EXERCISE BRIEF - Looking through the listing, how many of its lines hold the word "décide"? Answer with only the number.

INPUT MATERIAL -
++++

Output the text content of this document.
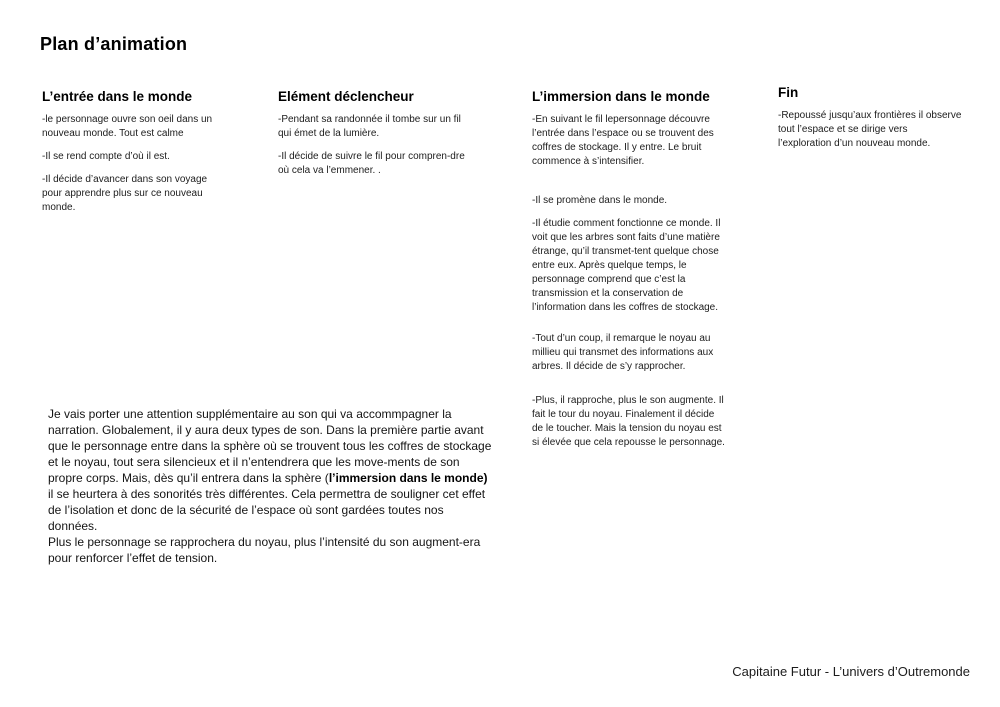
Plan d’animation
L’entrée dans le monde

-le personnage ouvre son oeil dans un nouveau monde. Tout est calme

-Il se rend compte d’où il est.

-Il décide d’avancer dans son voyage pour apprendre plus sur ce nouveau monde.

Elément déclencheur

-Pendant sa randonnée il tombe sur un fil qui émet de la lumière.

-Il décide de suivre le fil pour compren-dre où cela va l’emmener. .

L’immersion dans le monde

-En suivant le fil lepersonnage découvre l’entrée dans l’espace ou se trouvent des coffres de stockage. Il y entre. Le bruit commence à s’intensifier.

-Il se promène dans le monde.

-Il étudie comment fonctionne ce monde. Il voit que les arbres sont faits d’une matière étrange, qu’il transmet-tent quelque chose entre eux. Après quelque temps, le personnage comprend que c’est la transmission et la conservation de l’information dans les coffres de stockage.

-Tout d’un coup, il remarque le noyau au millieu qui transmet des informations aux arbres. Il décide de s’y rapprocher.

-Plus, il rapproche, plus le son augmente. Il fait le tour du noyau. Finalement il décide de le toucher. Mais la tension du noyau est si élevée que cela repousse le personnage.

Fin

-Repoussé jusqu’aux frontières il observe tout l’espace et se dirige vers l’exploration d’un nouveau monde.

Je vais porter une attention supplémentaire au son qui va accommpagner la narration. Globalement, il y aura deux types de son. Dans la première partie avant que le personnage entre dans la sphère où se trouvent tous les coffres de stockage et le noyau, tout sera silencieux et il n’entendrera que les move-ments de son propre corps. Mais, dès qu’il entrera dans la sphère (l’immersion dans le monde) il se heurtera à des sonorités très différentes. Cela permettra de souligner cet effet de l’isolation et donc de la sécurité de l’espace où sont gardées toutes nos données.

Plus le personnage se rapprochera du noyau, plus l’intensité du son augment-era pour renforcer l’effet de tension.

Capitaine Futur - L’univers d’Outremonde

++++

EXERCISE ANSWER - 4